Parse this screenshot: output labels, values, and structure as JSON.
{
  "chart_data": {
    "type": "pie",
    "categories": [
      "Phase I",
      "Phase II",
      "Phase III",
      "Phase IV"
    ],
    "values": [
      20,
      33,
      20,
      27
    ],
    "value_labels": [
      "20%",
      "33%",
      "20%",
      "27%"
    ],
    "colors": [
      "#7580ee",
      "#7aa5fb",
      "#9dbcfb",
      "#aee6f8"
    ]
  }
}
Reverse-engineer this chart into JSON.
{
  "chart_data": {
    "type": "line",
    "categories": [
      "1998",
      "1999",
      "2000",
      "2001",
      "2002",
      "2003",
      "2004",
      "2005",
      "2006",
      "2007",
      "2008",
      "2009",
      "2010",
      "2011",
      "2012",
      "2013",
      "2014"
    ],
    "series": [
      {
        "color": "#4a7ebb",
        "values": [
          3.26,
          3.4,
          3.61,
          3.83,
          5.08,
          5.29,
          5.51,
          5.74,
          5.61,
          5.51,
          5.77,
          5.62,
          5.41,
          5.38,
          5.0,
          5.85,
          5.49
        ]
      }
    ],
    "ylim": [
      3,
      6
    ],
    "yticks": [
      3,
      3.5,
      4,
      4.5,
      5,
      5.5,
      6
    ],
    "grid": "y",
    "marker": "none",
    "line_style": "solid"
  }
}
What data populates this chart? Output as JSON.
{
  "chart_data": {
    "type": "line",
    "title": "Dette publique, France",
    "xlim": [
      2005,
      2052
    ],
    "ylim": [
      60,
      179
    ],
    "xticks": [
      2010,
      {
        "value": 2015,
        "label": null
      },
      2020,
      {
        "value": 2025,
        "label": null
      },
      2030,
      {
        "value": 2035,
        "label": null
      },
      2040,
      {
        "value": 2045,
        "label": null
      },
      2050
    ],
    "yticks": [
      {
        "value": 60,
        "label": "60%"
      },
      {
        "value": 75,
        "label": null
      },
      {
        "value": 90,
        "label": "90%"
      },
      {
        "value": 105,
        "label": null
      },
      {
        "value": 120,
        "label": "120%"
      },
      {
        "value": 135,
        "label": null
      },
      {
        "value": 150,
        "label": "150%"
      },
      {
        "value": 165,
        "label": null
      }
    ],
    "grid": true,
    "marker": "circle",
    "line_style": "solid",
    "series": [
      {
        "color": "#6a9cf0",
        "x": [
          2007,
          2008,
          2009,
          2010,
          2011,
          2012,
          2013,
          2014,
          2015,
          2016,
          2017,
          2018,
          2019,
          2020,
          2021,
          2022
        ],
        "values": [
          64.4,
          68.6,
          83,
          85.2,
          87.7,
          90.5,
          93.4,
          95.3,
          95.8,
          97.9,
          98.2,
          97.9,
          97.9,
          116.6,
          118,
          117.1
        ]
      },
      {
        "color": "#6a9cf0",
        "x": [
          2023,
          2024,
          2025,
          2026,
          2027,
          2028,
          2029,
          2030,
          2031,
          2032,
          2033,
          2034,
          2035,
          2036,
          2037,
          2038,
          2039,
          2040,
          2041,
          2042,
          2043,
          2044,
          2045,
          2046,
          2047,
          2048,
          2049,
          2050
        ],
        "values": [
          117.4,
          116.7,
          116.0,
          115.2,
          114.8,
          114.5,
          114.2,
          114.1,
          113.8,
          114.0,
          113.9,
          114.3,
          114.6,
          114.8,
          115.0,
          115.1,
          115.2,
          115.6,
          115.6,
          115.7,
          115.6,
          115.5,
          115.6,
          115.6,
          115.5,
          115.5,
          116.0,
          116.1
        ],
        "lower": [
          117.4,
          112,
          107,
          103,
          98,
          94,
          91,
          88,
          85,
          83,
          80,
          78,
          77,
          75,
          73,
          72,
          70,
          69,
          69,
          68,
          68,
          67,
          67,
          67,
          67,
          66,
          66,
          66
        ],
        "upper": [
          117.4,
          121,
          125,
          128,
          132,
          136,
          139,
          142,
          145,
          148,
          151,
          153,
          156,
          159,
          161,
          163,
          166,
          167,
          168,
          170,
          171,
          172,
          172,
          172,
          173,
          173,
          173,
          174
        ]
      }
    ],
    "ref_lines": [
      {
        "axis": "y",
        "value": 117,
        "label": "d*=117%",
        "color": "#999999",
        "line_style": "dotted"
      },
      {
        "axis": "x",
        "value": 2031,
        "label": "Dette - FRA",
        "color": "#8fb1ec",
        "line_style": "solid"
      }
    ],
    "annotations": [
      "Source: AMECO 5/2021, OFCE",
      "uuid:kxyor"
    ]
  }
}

*CHALLENGE*: Extract all lines of the records above that include "Dette".

*THE RESULT*:
    "title": "Dette publique, France",
        "label": "Dette - FRA",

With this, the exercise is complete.